• **TASK DESCRIPTION**
Send back all the data below, exactly as given.

• **INFORMATION GIVEN**
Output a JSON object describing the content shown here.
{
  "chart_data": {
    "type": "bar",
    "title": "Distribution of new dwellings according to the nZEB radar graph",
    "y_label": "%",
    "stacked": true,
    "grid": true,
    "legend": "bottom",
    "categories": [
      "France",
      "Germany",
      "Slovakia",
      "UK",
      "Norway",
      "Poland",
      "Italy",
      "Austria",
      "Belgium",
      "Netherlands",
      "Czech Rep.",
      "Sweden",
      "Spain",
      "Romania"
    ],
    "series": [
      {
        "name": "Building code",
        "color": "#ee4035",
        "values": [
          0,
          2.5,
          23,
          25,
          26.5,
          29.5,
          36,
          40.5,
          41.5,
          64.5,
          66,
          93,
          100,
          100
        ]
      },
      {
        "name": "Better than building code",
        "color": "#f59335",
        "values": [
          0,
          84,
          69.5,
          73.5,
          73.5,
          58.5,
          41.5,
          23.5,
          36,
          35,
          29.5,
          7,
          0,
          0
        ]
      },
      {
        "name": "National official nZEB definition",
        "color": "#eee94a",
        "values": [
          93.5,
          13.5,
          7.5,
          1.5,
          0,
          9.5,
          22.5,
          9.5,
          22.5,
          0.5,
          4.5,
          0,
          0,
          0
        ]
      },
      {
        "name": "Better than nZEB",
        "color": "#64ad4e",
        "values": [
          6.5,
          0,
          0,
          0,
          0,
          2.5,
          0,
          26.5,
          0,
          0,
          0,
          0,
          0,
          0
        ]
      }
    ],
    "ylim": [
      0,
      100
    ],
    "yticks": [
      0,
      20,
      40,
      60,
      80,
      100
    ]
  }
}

• **RESULT BELOW**
Output a JSON object describing the content shown here.
{
  "chart_data": {
    "type": "bar",
    "title": "Distribution of new dwellings according to the nZEB radar graph",
    "y_label": "%",
    "stacked": true,
    "grid": true,
    "legend": "bottom",
    "categories": [
      "France",
      "Germany",
      "Slovakia",
      "UK",
      "Norway",
      "Poland",
      "Italy",
      "Austria",
      "Belgium",
      "Netherlands",
      "Czech Rep.",
      "Sweden",
      "Spain",
      "Romania"
    ],
    "series": [
      {
        "name": "Building code",
        "color": "#ee4035",
        "values": [
          0,
          2.5,
          23,
          25,
          26.5,
          29.5,
          36,
          40.5,
          41.5,
          64.5,
          66,
          93,
          100,
          100
        ]
      },
      {
        "name": "Better than building code",
        "color": "#f59335",
        "values": [
          0,
          84,
          69.5,
          73.5,
          73.5,
          58.5,
          41.5,
          23.5,
          36,
          35,
          29.5,
          7,
          0,
          0
        ]
      },
      {
        "name": "National official nZEB definition",
        "color": "#eee94a",
        "values": [
          93.5,
          13.5,
          7.5,
          1.5,
          0,
          9.5,
          22.5,
          9.5,
          22.5,
          0.5,
          4.5,
          0,
          0,
          0
        ]
      },
      {
        "name": "Better than nZEB",
        "color": "#64ad4e",
        "values": [
          6.5,
          0,
          0,
          0,
          0,
          2.5,
          0,
          26.5,
          0,
          0,
          0,
          0,
          0,
          0
        ]
      }
    ],
    "ylim": [
      0,
      100
    ],
    "yticks": [
      0,
      20,
      40,
      60,
      80,
      100
    ]
  }
}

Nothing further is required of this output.